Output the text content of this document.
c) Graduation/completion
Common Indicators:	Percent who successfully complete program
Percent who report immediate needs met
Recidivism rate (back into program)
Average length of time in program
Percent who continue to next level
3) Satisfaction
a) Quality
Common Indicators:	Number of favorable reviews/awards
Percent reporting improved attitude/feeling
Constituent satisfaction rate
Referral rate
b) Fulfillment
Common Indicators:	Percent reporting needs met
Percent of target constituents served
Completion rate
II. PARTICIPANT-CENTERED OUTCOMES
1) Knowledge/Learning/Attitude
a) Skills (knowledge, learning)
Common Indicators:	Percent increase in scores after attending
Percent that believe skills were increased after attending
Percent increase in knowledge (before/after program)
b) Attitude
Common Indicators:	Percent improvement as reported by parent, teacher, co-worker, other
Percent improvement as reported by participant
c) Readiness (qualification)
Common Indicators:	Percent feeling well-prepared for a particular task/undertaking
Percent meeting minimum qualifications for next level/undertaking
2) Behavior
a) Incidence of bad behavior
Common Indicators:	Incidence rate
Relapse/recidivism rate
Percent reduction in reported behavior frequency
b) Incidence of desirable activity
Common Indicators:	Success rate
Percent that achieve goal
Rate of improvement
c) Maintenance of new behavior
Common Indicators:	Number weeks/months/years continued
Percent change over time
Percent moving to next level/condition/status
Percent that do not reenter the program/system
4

- [What is asked] Write out every entry again exactly, please, with nothing missing.

- [Answer in full]
Output the text content of this document.
c) Graduation/completion
Common Indicators:	Percent who successfully complete program
Percent who report immediate needs met
Recidivism rate (back into program)
Average length of time in program
Percent who continue to next level
3) Satisfaction
a) Quality
Common Indicators:	Number of favorable reviews/awards
Percent reporting improved attitude/feeling
Constituent satisfaction rate
Referral rate
b) Fulfillment
Common Indicators:	Percent reporting needs met
Percent of target constituents served
Completion rate
II. PARTICIPANT-CENTERED OUTCOMES
1) Knowledge/Learning/Attitude
a) Skills (knowledge, learning)
Common Indicators:	Percent increase in scores after attending
Percent that believe skills were increased after attending
Percent increase in knowledge (before/after program)
b) Attitude
Common Indicators:	Percent improvement as reported by parent, teacher, co-worker, other
Percent improvement as reported by participant
c) Readiness (qualification)
Common Indicators:	Percent feeling well-prepared for a particular task/undertaking
Percent meeting minimum qualifications for next level/undertaking
2) Behavior
a) Incidence of bad behavior
Common Indicators:	Incidence rate
Relapse/recidivism rate
Percent reduction in reported behavior frequency
b) Incidence of desirable activity
Common Indicators:	Success rate
Percent that achieve goal
Rate of improvement
c) Maintenance of new behavior
Common Indicators:	Number weeks/months/years continued
Percent change over time
Percent moving to next level/condition/status
Percent that do not reenter the program/system
4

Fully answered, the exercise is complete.